*Records provided*:
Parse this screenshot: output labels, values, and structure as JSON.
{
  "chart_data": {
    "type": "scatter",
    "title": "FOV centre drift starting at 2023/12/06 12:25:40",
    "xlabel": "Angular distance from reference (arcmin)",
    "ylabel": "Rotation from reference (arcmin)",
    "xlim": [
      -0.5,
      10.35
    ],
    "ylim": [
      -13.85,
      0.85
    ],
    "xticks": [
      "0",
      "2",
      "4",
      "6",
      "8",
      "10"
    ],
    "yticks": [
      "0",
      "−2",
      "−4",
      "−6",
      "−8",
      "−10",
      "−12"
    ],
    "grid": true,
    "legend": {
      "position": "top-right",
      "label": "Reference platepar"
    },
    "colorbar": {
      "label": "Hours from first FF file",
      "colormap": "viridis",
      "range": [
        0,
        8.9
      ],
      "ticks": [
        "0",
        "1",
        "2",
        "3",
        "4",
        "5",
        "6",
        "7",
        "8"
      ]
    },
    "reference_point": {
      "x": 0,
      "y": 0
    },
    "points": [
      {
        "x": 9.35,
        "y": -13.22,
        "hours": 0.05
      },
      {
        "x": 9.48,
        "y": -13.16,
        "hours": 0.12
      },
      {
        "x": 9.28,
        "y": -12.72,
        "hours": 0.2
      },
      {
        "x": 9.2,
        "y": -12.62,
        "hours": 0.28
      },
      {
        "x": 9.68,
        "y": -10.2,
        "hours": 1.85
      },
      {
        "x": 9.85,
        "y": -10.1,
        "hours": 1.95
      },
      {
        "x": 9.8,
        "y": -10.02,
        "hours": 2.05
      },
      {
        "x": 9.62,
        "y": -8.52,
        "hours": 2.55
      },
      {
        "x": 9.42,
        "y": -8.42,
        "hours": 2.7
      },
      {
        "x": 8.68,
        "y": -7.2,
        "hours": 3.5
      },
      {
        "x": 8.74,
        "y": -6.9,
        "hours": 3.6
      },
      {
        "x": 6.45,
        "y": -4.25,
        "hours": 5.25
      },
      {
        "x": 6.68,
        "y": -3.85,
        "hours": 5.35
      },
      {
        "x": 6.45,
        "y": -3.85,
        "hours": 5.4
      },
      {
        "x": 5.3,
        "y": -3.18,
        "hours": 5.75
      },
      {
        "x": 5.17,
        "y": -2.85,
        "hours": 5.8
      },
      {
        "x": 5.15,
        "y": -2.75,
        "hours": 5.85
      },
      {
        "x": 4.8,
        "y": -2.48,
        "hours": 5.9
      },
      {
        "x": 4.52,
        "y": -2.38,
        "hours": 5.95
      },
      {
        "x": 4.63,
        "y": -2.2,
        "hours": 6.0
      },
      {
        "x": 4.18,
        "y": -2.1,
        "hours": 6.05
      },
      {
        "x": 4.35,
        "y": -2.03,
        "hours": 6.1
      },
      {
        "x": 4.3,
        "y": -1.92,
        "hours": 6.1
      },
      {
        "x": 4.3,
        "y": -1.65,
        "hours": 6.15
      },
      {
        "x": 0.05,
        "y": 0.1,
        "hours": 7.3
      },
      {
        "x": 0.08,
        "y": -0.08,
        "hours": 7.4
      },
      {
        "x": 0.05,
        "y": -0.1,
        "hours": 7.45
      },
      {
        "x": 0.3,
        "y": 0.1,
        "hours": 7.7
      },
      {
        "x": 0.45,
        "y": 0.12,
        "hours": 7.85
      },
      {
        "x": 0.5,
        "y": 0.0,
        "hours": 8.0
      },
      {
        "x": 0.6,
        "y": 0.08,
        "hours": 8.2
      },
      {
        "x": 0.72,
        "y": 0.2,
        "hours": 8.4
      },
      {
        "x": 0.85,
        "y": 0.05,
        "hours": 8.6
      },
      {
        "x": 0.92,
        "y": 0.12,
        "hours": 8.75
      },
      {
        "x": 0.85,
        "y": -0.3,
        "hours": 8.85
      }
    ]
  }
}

*Objective*: From the first line to the last, retype the data exactly.

*Task answer*:
Parse this screenshot: output labels, values, and structure as JSON.
{
  "chart_data": {
    "type": "scatter",
    "title": "FOV centre drift starting at 2023/12/06 12:25:40",
    "xlabel": "Angular distance from reference (arcmin)",
    "ylabel": "Rotation from reference (arcmin)",
    "xlim": [
      -0.5,
      10.35
    ],
    "ylim": [
      -13.85,
      0.85
    ],
    "xticks": [
      "0",
      "2",
      "4",
      "6",
      "8",
      "10"
    ],
    "yticks": [
      "0",
      "−2",
      "−4",
      "−6",
      "−8",
      "−10",
      "−12"
    ],
    "grid": true,
    "legend": {
      "position": "top-right",
      "label": "Reference platepar"
    },
    "colorbar": {
      "label": "Hours from first FF file",
      "colormap": "viridis",
      "range": [
        0,
        8.9
      ],
      "ticks": [
        "0",
        "1",
        "2",
        "3",
        "4",
        "5",
        "6",
        "7",
        "8"
      ]
    },
    "reference_point": {
      "x": 0,
      "y": 0
    },
    "points": [
      {
        "x": 9.35,
        "y": -13.22,
        "hours": 0.05
      },
      {
        "x": 9.48,
        "y": -13.16,
        "hours": 0.12
      },
      {
        "x": 9.28,
        "y": -12.72,
        "hours": 0.2
      },
      {
        "x": 9.2,
        "y": -12.62,
        "hours": 0.28
      },
      {
        "x": 9.68,
        "y": -10.2,
        "hours": 1.85
      },
      {
        "x": 9.85,
        "y": -10.1,
        "hours": 1.95
      },
      {
        "x": 9.8,
        "y": -10.02,
        "hours": 2.05
      },
      {
        "x": 9.62,
        "y": -8.52,
        "hours": 2.55
      },
      {
        "x": 9.42,
        "y": -8.42,
        "hours": 2.7
      },
      {
        "x": 8.68,
        "y": -7.2,
        "hours": 3.5
      },
      {
        "x": 8.74,
        "y": -6.9,
        "hours": 3.6
      },
      {
        "x": 6.45,
        "y": -4.25,
        "hours": 5.25
      },
      {
        "x": 6.68,
        "y": -3.85,
        "hours": 5.35
      },
      {
        "x": 6.45,
        "y": -3.85,
        "hours": 5.4
      },
      {
        "x": 5.3,
        "y": -3.18,
        "hours": 5.75
      },
      {
        "x": 5.17,
        "y": -2.85,
        "hours": 5.8
      },
      {
        "x": 5.15,
        "y": -2.75,
        "hours": 5.85
      },
      {
        "x": 4.8,
        "y": -2.48,
        "hours": 5.9
      },
      {
        "x": 4.52,
        "y": -2.38,
        "hours": 5.95
      },
      {
        "x": 4.63,
        "y": -2.2,
        "hours": 6.0
      },
      {
        "x": 4.18,
        "y": -2.1,
        "hours": 6.05
      },
      {
        "x": 4.35,
        "y": -2.03,
        "hours": 6.1
      },
      {
        "x": 4.3,
        "y": -1.92,
        "hours": 6.1
      },
      {
        "x": 4.3,
        "y": -1.65,
        "hours": 6.15
      },
      {
        "x": 0.05,
        "y": 0.1,
        "hours": 7.3
      },
      {
        "x": 0.08,
        "y": -0.08,
        "hours": 7.4
      },
      {
        "x": 0.05,
        "y": -0.1,
        "hours": 7.45
      },
      {
        "x": 0.3,
        "y": 0.1,
        "hours": 7.7
      },
      {
        "x": 0.45,
        "y": 0.12,
        "hours": 7.85
      },
      {
        "x": 0.5,
        "y": 0.0,
        "hours": 8.0
      },
      {
        "x": 0.6,
        "y": 0.08,
        "hours": 8.2
      },
      {
        "x": 0.72,
        "y": 0.2,
        "hours": 8.4
      },
      {
        "x": 0.85,
        "y": 0.05,
        "hours": 8.6
      },
      {
        "x": 0.92,
        "y": 0.12,
        "hours": 8.75
      },
      {
        "x": 0.85,
        "y": -0.3,
        "hours": 8.85
      }
    ]
  }
}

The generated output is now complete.